*GOAL:* Locate the word "JSON" in the material, then show every line that holds it.

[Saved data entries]
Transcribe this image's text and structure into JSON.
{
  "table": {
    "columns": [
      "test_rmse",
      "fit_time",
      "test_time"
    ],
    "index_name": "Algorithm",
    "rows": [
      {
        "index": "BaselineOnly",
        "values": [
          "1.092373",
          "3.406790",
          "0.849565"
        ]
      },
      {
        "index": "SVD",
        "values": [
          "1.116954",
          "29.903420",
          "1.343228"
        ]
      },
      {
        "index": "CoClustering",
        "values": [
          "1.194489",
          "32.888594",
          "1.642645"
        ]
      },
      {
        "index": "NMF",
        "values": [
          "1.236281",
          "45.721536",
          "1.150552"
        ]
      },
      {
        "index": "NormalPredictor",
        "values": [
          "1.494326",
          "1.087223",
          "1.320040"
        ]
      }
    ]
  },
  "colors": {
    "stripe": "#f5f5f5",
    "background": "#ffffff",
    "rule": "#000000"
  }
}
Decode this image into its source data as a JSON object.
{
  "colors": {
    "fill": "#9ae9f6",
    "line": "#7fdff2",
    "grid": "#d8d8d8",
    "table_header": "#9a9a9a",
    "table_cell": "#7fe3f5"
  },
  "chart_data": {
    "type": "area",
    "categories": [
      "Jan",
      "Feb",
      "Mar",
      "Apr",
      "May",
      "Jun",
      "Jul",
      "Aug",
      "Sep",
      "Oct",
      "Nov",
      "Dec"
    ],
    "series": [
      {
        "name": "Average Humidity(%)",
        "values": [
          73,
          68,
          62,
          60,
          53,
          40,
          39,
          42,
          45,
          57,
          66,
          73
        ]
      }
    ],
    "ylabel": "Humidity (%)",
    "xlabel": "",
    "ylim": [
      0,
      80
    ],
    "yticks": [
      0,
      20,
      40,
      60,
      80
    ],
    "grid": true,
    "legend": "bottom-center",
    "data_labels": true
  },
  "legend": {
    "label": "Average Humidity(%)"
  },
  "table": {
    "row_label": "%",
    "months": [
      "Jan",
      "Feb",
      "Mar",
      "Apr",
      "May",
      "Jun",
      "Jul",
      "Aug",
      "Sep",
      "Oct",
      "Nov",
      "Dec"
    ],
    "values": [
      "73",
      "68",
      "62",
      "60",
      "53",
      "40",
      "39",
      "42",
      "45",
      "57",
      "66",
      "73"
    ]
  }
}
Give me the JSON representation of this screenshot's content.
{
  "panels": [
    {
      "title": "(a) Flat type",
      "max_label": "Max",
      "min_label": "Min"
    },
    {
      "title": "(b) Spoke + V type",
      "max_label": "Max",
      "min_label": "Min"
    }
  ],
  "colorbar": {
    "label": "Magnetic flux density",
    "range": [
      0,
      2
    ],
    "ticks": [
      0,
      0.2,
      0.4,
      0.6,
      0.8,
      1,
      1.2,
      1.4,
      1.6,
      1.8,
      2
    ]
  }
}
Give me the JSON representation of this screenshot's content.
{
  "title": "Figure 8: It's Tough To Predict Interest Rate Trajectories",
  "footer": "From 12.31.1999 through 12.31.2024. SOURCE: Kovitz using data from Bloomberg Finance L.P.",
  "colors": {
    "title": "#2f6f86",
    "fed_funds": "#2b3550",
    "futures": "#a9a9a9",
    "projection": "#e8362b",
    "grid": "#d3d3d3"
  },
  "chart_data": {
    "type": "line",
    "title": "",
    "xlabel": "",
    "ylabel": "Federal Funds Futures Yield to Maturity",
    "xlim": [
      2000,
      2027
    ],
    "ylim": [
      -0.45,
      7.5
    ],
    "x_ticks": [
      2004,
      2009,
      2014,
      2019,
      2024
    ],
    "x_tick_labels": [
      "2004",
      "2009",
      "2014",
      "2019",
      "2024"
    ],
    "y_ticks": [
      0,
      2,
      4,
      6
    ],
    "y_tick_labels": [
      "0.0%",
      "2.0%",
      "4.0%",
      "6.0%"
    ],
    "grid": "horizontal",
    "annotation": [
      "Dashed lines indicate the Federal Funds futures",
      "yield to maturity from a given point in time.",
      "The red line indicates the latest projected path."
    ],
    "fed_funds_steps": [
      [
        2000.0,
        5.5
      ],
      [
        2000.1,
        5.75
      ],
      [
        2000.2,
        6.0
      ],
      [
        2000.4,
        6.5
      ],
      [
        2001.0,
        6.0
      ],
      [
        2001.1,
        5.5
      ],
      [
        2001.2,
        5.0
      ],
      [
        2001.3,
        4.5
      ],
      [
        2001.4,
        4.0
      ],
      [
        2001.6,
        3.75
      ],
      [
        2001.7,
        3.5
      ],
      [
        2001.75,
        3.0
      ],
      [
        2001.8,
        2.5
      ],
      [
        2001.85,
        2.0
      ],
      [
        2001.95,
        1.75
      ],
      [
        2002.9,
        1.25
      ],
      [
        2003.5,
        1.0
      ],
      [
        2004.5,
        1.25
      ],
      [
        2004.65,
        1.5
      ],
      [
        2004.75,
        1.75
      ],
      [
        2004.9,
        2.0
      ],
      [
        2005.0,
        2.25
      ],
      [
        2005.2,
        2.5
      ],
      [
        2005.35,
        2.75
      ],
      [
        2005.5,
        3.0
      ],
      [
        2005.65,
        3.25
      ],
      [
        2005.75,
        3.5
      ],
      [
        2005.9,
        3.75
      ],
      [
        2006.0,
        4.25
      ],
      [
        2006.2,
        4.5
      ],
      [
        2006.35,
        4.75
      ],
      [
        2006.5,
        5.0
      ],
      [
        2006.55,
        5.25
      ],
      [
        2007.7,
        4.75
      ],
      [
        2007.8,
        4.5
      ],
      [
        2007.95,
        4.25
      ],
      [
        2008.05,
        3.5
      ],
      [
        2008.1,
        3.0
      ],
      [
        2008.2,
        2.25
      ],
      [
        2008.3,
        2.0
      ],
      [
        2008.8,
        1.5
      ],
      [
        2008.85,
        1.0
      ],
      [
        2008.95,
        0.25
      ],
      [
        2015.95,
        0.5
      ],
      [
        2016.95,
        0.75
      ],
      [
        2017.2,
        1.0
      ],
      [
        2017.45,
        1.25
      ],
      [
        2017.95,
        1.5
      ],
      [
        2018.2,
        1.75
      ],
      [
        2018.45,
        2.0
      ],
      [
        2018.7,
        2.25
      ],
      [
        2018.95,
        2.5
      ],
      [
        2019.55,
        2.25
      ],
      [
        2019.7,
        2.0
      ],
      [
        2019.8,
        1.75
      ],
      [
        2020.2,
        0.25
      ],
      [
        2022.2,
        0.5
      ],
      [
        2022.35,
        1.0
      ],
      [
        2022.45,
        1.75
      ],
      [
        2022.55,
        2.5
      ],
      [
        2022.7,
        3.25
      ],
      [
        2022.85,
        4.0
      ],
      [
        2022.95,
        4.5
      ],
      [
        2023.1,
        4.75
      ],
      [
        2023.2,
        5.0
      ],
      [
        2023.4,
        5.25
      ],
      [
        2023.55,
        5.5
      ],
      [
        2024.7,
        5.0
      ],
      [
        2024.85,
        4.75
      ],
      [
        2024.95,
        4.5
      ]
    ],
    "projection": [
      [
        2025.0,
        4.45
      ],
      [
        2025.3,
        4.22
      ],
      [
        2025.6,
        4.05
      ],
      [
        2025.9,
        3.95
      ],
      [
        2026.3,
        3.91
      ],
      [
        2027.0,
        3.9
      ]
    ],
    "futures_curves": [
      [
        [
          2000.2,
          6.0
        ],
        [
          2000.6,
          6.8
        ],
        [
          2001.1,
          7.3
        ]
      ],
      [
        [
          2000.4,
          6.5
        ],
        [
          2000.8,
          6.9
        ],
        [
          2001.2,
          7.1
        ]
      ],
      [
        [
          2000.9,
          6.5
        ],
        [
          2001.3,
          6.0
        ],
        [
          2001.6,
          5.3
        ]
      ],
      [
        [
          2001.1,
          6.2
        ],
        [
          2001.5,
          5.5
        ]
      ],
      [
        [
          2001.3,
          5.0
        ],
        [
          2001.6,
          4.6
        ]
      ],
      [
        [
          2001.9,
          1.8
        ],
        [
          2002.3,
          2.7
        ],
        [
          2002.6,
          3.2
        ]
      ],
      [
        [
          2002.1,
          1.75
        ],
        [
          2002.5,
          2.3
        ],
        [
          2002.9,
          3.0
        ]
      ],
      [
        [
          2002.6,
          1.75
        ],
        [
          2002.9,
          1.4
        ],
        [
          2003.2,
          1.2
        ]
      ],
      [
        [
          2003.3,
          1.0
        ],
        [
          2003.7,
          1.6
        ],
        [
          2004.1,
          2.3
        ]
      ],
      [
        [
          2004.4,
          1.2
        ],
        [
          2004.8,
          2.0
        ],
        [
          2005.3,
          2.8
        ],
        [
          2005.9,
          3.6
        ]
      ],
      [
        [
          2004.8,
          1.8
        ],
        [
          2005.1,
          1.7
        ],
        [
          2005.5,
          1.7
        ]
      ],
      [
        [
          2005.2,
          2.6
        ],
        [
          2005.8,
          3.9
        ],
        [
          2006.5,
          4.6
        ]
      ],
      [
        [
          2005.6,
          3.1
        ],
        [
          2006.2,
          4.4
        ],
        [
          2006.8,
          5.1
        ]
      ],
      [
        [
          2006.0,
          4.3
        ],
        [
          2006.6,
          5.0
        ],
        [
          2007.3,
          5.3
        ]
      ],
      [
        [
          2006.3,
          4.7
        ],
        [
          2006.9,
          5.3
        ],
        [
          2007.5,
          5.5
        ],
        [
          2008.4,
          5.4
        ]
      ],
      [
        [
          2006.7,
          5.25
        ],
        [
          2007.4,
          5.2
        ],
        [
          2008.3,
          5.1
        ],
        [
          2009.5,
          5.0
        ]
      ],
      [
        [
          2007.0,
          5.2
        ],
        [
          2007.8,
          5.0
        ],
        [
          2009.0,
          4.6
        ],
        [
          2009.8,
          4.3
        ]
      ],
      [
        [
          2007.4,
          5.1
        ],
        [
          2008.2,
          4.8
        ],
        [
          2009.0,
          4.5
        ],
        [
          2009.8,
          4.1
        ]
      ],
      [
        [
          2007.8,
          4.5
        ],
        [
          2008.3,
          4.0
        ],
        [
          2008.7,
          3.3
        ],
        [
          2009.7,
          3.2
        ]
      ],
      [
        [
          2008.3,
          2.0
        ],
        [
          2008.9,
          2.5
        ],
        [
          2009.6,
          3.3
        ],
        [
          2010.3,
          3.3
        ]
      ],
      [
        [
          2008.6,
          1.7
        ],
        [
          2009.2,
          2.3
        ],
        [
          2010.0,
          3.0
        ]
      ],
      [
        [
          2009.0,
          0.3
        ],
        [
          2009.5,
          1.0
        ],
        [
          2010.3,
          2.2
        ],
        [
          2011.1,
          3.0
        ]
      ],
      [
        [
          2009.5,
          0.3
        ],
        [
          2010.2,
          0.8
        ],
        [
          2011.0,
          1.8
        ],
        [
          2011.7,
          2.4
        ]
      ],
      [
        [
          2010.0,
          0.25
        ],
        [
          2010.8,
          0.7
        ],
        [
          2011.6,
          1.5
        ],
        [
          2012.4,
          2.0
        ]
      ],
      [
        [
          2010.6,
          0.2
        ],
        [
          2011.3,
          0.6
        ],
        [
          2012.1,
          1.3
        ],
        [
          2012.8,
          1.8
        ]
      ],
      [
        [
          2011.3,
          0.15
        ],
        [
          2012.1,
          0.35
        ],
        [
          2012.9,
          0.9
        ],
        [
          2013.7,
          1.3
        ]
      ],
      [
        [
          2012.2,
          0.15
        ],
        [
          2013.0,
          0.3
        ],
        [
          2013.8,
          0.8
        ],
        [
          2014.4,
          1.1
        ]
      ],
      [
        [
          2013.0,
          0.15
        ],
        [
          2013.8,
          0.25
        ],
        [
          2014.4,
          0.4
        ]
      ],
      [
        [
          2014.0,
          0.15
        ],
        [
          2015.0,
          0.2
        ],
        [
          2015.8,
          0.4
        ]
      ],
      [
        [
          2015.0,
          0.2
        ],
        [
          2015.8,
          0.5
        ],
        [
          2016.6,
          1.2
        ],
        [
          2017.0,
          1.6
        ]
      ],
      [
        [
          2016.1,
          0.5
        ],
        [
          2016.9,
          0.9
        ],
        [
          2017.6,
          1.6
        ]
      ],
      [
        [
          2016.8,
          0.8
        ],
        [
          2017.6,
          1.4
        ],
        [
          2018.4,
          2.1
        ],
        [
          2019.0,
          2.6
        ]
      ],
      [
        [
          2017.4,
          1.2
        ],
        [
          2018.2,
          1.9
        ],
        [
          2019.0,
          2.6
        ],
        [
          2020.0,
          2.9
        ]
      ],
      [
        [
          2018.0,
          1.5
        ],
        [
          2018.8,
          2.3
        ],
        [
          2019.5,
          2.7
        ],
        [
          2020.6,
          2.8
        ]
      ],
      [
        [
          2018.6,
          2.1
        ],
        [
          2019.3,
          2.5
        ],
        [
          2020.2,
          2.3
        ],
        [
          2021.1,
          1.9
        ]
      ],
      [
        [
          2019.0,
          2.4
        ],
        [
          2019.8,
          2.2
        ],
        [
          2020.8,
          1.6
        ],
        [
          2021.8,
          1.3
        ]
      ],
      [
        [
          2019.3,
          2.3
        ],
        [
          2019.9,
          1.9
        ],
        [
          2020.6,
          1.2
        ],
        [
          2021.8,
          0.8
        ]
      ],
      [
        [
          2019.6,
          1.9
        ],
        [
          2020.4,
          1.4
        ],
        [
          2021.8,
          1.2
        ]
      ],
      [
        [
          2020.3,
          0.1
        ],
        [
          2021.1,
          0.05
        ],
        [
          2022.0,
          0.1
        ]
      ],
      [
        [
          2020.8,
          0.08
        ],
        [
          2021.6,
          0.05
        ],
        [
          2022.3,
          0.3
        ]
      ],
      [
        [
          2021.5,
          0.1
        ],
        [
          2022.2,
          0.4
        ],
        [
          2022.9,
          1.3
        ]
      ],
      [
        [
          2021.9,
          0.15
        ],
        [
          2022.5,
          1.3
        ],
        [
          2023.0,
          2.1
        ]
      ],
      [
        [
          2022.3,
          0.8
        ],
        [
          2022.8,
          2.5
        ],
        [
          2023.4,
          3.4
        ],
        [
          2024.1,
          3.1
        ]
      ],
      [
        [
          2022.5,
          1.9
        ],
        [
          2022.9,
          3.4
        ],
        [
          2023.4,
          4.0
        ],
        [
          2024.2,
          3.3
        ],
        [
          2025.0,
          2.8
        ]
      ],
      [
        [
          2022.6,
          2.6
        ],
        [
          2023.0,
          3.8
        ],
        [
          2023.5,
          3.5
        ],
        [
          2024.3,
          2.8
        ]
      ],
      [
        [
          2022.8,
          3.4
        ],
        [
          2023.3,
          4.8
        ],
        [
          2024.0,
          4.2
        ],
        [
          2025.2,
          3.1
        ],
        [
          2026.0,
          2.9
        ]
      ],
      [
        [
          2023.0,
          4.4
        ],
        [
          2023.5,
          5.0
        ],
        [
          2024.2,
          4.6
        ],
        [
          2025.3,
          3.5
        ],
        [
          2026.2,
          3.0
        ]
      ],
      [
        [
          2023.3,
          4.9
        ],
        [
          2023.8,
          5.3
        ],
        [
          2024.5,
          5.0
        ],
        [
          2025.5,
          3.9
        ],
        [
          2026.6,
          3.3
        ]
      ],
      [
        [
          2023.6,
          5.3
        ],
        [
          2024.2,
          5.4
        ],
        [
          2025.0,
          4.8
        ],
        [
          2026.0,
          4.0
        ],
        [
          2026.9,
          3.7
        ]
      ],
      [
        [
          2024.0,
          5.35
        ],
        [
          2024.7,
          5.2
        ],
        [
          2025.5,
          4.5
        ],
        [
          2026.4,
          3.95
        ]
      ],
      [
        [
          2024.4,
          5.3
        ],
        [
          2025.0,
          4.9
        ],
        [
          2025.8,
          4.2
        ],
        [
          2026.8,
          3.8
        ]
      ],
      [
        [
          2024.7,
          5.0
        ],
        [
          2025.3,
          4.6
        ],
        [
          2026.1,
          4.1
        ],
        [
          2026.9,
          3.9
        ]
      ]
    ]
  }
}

*ANSWER FOR THIS EXERCISE:*
Transcribe this image's text and structure into JSON.
Decode this image into its source data as a JSON object.
Give me the JSON representation of this screenshot's content.
Give me the JSON representation of this screenshot's content.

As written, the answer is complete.